Task description: Leave out the images and repeat the listing below without a single change.

Exercise material:

━━━━

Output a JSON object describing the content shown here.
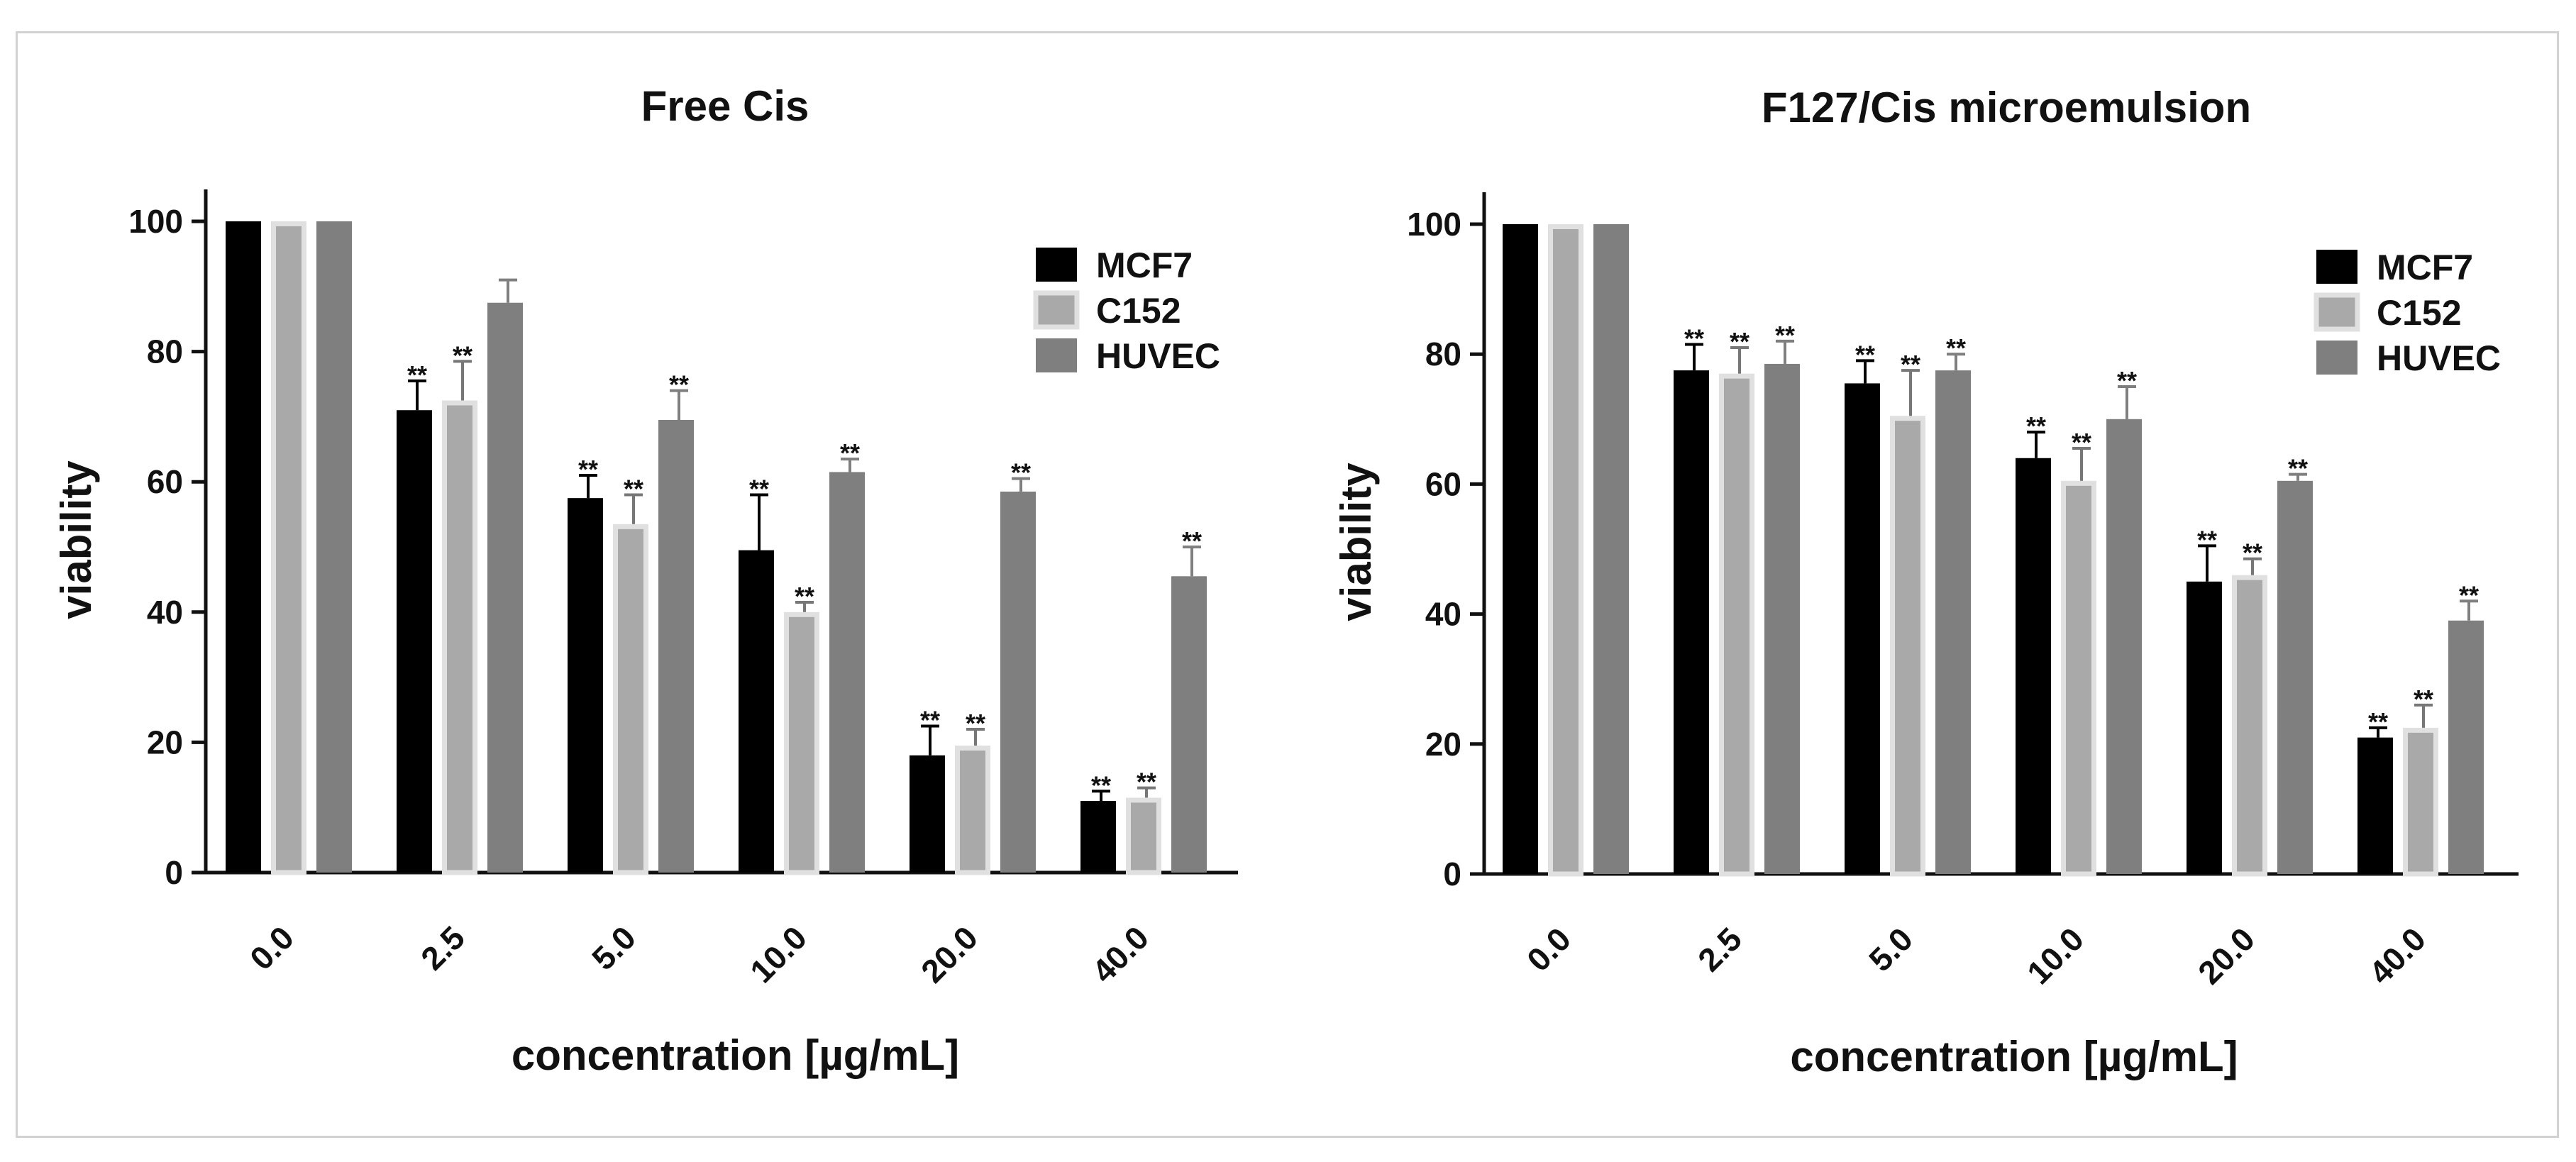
{
  "colors": {
    "MCF7": "#000000",
    "C152": "#a9a9a9",
    "C152_stroke": "#e0e0e0",
    "HUVEC": "#7f7f7f",
    "axis": "#111111"
  },
  "chart_data": [
    {
      "type": "bar",
      "title": "Free Cis",
      "xlabel": "concentration [µg/mL]",
      "ylabel": "viability",
      "ylim": [
        0,
        100
      ],
      "yticks": [
        "0",
        "20",
        "40",
        "60",
        "80",
        "100"
      ],
      "categories": [
        "0.0",
        "2.5",
        "5.0",
        "10.0",
        "20.0",
        "40.0"
      ],
      "legend_position": "top-right",
      "series": [
        {
          "name": "MCF7",
          "values": [
            100,
            71,
            57.5,
            49.5,
            18,
            11
          ],
          "errors": [
            0,
            4.5,
            3.5,
            8.5,
            4.5,
            1.5
          ],
          "significance": [
            "",
            "**",
            "**",
            "**",
            "**",
            "**"
          ]
        },
        {
          "name": "C152",
          "values": [
            100,
            72.5,
            53.5,
            40,
            19.5,
            11.5
          ],
          "errors": [
            0,
            6,
            4.5,
            1.5,
            2.5,
            1.5
          ],
          "significance": [
            "",
            "**",
            "**",
            "**",
            "**",
            "**"
          ]
        },
        {
          "name": "HUVEC",
          "values": [
            100,
            87.5,
            69.5,
            61.5,
            58.5,
            45.5
          ],
          "errors": [
            0,
            3.5,
            4.5,
            2,
            2,
            4.5
          ],
          "significance": [
            "",
            "",
            "**",
            "**",
            "**",
            "**"
          ]
        }
      ]
    },
    {
      "type": "bar",
      "title": "F127/Cis microemulsion",
      "xlabel": "concentration [µg/mL]",
      "ylabel": "viability",
      "ylim": [
        0,
        100
      ],
      "yticks": [
        "0",
        "20",
        "40",
        "60",
        "80",
        "100"
      ],
      "categories": [
        "0.0",
        "2.5",
        "5.0",
        "10.0",
        "20.0",
        "40.0"
      ],
      "legend_position": "top-right",
      "series": [
        {
          "name": "MCF7",
          "values": [
            100,
            77.5,
            75.5,
            64,
            45,
            21
          ],
          "errors": [
            0,
            4,
            3.5,
            4,
            5.5,
            1.5
          ],
          "significance": [
            "",
            "**",
            "**",
            "**",
            "**",
            "**"
          ]
        },
        {
          "name": "C152",
          "values": [
            100,
            77,
            70.5,
            60.5,
            46,
            22.5
          ],
          "errors": [
            0,
            4,
            7,
            5,
            2.5,
            3.5
          ],
          "significance": [
            "",
            "**",
            "**",
            "**",
            "**",
            "**"
          ]
        },
        {
          "name": "HUVEC",
          "values": [
            100,
            78.5,
            77.5,
            70,
            60.5,
            39
          ],
          "errors": [
            0,
            3.5,
            2.5,
            5,
            1,
            3
          ],
          "significance": [
            "",
            "**",
            "**",
            "**",
            "**",
            "**"
          ]
        }
      ]
    }
  ]
}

━━━━

Exercise result:
Output a JSON object describing the content shown here.
{
  "colors": {
    "MCF7": "#000000",
    "C152": "#a9a9a9",
    "C152_stroke": "#e0e0e0",
    "HUVEC": "#7f7f7f",
    "axis": "#111111"
  },
  "chart_data": [
    {
      "type": "bar",
      "title": "Free Cis",
      "xlabel": "concentration [µg/mL]",
      "ylabel": "viability",
      "ylim": [
        0,
        100
      ],
      "yticks": [
        "0",
        "20",
        "40",
        "60",
        "80",
        "100"
      ],
      "categories": [
        "0.0",
        "2.5",
        "5.0",
        "10.0",
        "20.0",
        "40.0"
      ],
      "legend_position": "top-right",
      "series": [
        {
          "name": "MCF7",
          "values": [
            100,
            71,
            57.5,
            49.5,
            18,
            11
          ],
          "errors": [
            0,
            4.5,
            3.5,
            8.5,
            4.5,
            1.5
          ],
          "significance": [
            "",
            "**",
            "**",
            "**",
            "**",
            "**"
          ]
        },
        {
          "name": "C152",
          "values": [
            100,
            72.5,
            53.5,
            40,
            19.5,
            11.5
          ],
          "errors": [
            0,
            6,
            4.5,
            1.5,
            2.5,
            1.5
          ],
          "significance": [
            "",
            "**",
            "**",
            "**",
            "**",
            "**"
          ]
        },
        {
          "name": "HUVEC",
          "values": [
            100,
            87.5,
            69.5,
            61.5,
            58.5,
            45.5
          ],
          "errors": [
            0,
            3.5,
            4.5,
            2,
            2,
            4.5
          ],
          "significance": [
            "",
            "",
            "**",
            "**",
            "**",
            "**"
          ]
        }
      ]
    },
    {
      "type": "bar",
      "title": "F127/Cis microemulsion",
      "xlabel": "concentration [µg/mL]",
      "ylabel": "viability",
      "ylim": [
        0,
        100
      ],
      "yticks": [
        "0",
        "20",
        "40",
        "60",
        "80",
        "100"
      ],
      "categories": [
        "0.0",
        "2.5",
        "5.0",
        "10.0",
        "20.0",
        "40.0"
      ],
      "legend_position": "top-right",
      "series": [
        {
          "name": "MCF7",
          "values": [
            100,
            77.5,
            75.5,
            64,
            45,
            21
          ],
          "errors": [
            0,
            4,
            3.5,
            4,
            5.5,
            1.5
          ],
          "significance": [
            "",
            "**",
            "**",
            "**",
            "**",
            "**"
          ]
        },
        {
          "name": "C152",
          "values": [
            100,
            77,
            70.5,
            60.5,
            46,
            22.5
          ],
          "errors": [
            0,
            4,
            7,
            5,
            2.5,
            3.5
          ],
          "significance": [
            "",
            "**",
            "**",
            "**",
            "**",
            "**"
          ]
        },
        {
          "name": "HUVEC",
          "values": [
            100,
            78.5,
            77.5,
            70,
            60.5,
            39
          ],
          "errors": [
            0,
            3.5,
            2.5,
            5,
            1,
            3
          ],
          "significance": [
            "",
            "**",
            "**",
            "**",
            "**",
            "**"
          ]
        }
      ]
    }
  ]
}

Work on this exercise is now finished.